** Start SUPPLIED RECORDS **

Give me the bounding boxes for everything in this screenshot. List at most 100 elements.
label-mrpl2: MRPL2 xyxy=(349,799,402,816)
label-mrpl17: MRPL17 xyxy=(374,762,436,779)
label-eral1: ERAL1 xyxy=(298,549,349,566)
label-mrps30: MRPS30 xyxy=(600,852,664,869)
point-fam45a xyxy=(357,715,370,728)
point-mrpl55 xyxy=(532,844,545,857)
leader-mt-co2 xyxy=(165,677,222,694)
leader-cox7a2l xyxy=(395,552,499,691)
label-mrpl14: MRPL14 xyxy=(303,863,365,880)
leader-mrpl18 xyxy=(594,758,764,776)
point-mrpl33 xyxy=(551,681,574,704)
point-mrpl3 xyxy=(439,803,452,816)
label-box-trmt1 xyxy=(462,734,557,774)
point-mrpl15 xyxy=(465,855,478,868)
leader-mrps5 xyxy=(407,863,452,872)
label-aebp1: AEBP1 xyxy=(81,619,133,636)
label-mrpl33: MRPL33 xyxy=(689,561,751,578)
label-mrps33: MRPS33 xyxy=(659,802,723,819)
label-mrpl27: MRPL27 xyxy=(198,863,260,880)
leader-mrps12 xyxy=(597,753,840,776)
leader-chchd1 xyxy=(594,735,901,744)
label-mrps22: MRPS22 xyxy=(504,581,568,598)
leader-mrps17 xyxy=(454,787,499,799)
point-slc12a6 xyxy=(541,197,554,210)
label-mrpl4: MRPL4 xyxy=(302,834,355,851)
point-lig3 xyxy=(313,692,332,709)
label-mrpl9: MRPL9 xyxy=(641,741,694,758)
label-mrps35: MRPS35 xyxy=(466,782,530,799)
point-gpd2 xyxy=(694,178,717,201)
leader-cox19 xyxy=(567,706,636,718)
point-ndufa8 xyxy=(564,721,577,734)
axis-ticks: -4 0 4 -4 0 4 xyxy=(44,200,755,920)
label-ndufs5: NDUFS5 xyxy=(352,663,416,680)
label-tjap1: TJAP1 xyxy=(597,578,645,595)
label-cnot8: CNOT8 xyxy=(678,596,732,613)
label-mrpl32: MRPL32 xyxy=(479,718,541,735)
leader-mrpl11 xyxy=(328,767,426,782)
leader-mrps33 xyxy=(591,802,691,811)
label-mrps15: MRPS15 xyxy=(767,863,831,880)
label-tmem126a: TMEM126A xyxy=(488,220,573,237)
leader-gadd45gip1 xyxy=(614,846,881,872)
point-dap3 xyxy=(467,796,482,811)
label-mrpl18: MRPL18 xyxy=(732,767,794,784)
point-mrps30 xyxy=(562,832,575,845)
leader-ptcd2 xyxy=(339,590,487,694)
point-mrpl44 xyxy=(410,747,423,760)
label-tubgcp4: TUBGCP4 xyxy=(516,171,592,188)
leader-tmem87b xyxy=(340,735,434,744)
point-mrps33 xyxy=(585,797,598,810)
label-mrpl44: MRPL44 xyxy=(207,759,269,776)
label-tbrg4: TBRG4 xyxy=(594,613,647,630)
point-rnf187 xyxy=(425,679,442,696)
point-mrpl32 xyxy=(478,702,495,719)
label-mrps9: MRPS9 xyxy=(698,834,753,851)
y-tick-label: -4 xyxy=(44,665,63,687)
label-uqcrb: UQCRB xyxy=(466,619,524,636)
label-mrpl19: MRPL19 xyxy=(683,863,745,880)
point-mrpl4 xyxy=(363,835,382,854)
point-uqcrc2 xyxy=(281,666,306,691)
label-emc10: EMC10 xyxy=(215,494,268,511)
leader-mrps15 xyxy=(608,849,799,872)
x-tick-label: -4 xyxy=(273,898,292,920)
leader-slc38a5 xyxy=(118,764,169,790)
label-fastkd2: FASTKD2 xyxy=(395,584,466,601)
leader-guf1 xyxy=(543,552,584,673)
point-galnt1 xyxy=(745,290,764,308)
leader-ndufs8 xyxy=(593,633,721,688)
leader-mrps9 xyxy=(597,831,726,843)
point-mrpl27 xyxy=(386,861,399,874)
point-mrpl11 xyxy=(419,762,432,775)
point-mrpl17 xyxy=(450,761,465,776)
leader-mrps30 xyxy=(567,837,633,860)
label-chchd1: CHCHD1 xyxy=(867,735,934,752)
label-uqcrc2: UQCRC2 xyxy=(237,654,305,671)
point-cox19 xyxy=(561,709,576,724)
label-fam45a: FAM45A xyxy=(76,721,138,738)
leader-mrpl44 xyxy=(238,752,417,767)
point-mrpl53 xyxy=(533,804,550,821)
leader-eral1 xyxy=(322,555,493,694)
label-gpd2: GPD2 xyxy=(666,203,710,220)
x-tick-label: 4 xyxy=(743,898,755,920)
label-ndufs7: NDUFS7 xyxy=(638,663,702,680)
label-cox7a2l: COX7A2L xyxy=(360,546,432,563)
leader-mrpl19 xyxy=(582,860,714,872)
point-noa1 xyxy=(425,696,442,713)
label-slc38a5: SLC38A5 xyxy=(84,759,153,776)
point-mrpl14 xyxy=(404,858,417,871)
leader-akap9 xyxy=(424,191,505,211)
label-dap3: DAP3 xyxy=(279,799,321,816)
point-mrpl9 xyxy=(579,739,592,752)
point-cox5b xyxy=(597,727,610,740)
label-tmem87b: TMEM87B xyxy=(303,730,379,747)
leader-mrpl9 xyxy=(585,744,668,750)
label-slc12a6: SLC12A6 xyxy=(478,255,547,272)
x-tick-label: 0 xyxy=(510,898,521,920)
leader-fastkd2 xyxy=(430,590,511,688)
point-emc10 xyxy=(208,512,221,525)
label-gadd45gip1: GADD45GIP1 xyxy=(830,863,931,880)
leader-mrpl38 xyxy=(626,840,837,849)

** End SUPPLIED RECORDS **

TASK PROMPT:
Retype the listing above, beginning with its first line and continuing through the line that contains "point-mrpl33 xyxy=(551,681,574,704)", with both of those lines included.

THE ANSWER:
Give me the bounding boxes for everything in this screenshot. List at most 100 elements.
label-mrpl2: MRPL2 xyxy=(349,799,402,816)
label-mrpl17: MRPL17 xyxy=(374,762,436,779)
label-eral1: ERAL1 xyxy=(298,549,349,566)
label-mrps30: MRPS30 xyxy=(600,852,664,869)
point-fam45a xyxy=(357,715,370,728)
point-mrpl55 xyxy=(532,844,545,857)
leader-mt-co2 xyxy=(165,677,222,694)
leader-cox7a2l xyxy=(395,552,499,691)
label-mrpl14: MRPL14 xyxy=(303,863,365,880)
leader-mrpl18 xyxy=(594,758,764,776)
point-mrpl33 xyxy=(551,681,574,704)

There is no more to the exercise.